> _SET TASK_:
Your task is to give the data again, exactly, with every line intact.

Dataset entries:

----

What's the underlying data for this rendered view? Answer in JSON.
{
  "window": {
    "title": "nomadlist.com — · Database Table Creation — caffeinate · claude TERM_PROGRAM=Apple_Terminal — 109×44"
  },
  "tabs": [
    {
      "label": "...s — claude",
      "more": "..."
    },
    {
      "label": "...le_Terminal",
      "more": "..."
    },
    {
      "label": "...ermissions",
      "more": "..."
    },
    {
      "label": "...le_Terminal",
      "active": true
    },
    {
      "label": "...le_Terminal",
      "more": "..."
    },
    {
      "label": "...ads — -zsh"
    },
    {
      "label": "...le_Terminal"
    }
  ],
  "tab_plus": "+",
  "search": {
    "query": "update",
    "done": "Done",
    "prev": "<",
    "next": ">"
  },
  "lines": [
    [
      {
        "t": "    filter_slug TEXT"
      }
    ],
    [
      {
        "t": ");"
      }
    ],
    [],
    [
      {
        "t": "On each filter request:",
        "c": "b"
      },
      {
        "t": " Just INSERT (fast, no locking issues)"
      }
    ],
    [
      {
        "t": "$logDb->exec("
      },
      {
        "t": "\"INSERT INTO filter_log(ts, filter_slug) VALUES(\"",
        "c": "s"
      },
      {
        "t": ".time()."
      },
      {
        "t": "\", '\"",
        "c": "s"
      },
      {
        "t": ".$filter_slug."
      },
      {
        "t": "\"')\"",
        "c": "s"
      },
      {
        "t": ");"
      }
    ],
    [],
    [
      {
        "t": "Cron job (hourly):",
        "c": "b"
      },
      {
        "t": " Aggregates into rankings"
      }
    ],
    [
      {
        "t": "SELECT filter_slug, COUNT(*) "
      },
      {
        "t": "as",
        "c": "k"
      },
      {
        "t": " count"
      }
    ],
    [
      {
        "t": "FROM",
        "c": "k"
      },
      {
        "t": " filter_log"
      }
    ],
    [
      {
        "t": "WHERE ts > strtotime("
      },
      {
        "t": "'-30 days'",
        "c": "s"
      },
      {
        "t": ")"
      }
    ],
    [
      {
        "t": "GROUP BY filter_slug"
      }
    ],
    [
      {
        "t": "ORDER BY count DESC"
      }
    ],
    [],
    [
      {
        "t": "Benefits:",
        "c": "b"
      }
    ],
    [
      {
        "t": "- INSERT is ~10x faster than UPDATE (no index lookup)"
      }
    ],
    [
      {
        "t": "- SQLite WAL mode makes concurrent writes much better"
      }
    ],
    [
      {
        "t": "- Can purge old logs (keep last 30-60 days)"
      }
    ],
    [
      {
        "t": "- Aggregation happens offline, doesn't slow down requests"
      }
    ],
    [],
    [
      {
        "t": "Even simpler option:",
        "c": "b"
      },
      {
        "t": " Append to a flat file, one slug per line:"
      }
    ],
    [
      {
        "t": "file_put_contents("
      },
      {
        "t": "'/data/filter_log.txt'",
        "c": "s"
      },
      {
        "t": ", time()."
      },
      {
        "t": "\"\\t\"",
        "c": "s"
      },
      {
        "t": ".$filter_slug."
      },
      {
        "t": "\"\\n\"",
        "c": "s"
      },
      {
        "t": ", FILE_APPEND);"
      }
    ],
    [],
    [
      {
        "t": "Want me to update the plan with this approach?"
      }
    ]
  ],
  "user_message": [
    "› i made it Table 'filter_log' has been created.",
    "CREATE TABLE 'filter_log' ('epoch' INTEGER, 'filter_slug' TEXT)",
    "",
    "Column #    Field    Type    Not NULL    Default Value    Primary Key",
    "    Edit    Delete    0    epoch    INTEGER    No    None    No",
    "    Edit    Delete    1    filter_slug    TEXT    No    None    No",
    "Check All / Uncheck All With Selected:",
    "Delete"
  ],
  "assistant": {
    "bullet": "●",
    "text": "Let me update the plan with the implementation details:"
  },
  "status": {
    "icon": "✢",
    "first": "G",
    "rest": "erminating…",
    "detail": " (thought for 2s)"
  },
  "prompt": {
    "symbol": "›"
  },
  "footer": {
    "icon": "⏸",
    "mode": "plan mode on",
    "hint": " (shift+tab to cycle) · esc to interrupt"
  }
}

----

> _EXPECTED OUTPUT_:
What's the underlying data for this rendered view? Answer in JSON.
{
  "window": {
    "title": "nomadlist.com — · Database Table Creation — caffeinate · claude TERM_PROGRAM=Apple_Terminal — 109×44"
  },
  "tabs": [
    {
      "label": "...s — claude",
      "more": "..."
    },
    {
      "label": "...le_Terminal",
      "more": "..."
    },
    {
      "label": "...ermissions",
      "more": "..."
    },
    {
      "label": "...le_Terminal",
      "active": true
    },
    {
      "label": "...le_Terminal",
      "more": "..."
    },
    {
      "label": "...ads — -zsh"
    },
    {
      "label": "...le_Terminal"
    }
  ],
  "tab_plus": "+",
  "search": {
    "query": "update",
    "done": "Done",
    "prev": "<",
    "next": ">"
  },
  "lines": [
    [
      {
        "t": "    filter_slug TEXT"
      }
    ],
    [
      {
        "t": ");"
      }
    ],
    [],
    [
      {
        "t": "On each filter request:",
        "c": "b"
      },
      {
        "t": " Just INSERT (fast, no locking issues)"
      }
    ],
    [
      {
        "t": "$logDb->exec("
      },
      {
        "t": "\"INSERT INTO filter_log(ts, filter_slug) VALUES(\"",
        "c": "s"
      },
      {
        "t": ".time()."
      },
      {
        "t": "\", '\"",
        "c": "s"
      },
      {
        "t": ".$filter_slug."
      },
      {
        "t": "\"')\"",
        "c": "s"
      },
      {
        "t": ");"
      }
    ],
    [],
    [
      {
        "t": "Cron job (hourly):",
        "c": "b"
      },
      {
        "t": " Aggregates into rankings"
      }
    ],
    [
      {
        "t": "SELECT filter_slug, COUNT(*) "
      },
      {
        "t": "as",
        "c": "k"
      },
      {
        "t": " count"
      }
    ],
    [
      {
        "t": "FROM",
        "c": "k"
      },
      {
        "t": " filter_log"
      }
    ],
    [
      {
        "t": "WHERE ts > strtotime("
      },
      {
        "t": "'-30 days'",
        "c": "s"
      },
      {
        "t": ")"
      }
    ],
    [
      {
        "t": "GROUP BY filter_slug"
      }
    ],
    [
      {
        "t": "ORDER BY count DESC"
      }
    ],
    [],
    [
      {
        "t": "Benefits:",
        "c": "b"
      }
    ],
    [
      {
        "t": "- INSERT is ~10x faster than UPDATE (no index lookup)"
      }
    ],
    [
      {
        "t": "- SQLite WAL mode makes concurrent writes much better"
      }
    ],
    [
      {
        "t": "- Can purge old logs (keep last 30-60 days)"
      }
    ],
    [
      {
        "t": "- Aggregation happens offline, doesn't slow down requests"
      }
    ],
    [],
    [
      {
        "t": "Even simpler option:",
        "c": "b"
      },
      {
        "t": " Append to a flat file, one slug per line:"
      }
    ],
    [
      {
        "t": "file_put_contents("
      },
      {
        "t": "'/data/filter_log.txt'",
        "c": "s"
      },
      {
        "t": ", time()."
      },
      {
        "t": "\"\\t\"",
        "c": "s"
      },
      {
        "t": ".$filter_slug."
      },
      {
        "t": "\"\\n\"",
        "c": "s"
      },
      {
        "t": ", FILE_APPEND);"
      }
    ],
    [],
    [
      {
        "t": "Want me to update the plan with this approach?"
      }
    ]
  ],
  "user_message": [
    "› i made it Table 'filter_log' has been created.",
    "CREATE TABLE 'filter_log' ('epoch' INTEGER, 'filter_slug' TEXT)",
    "",
    "Column #    Field    Type    Not NULL    Default Value    Primary Key",
    "    Edit    Delete    0    epoch    INTEGER    No    None    No",
    "    Edit    Delete    1    filter_slug    TEXT    No    None    No",
    "Check All / Uncheck All With Selected:",
    "Delete"
  ],
  "assistant": {
    "bullet": "●",
    "text": "Let me update the plan with the implementation details:"
  },
  "status": {
    "icon": "✢",
    "first": "G",
    "rest": "erminating…",
    "detail": " (thought for 2s)"
  },
  "prompt": {
    "symbol": "›"
  },
  "footer": {
    "icon": "⏸",
    "mode": "plan mode on",
    "hint": " (shift+tab to cycle) · esc to interrupt"
  }
}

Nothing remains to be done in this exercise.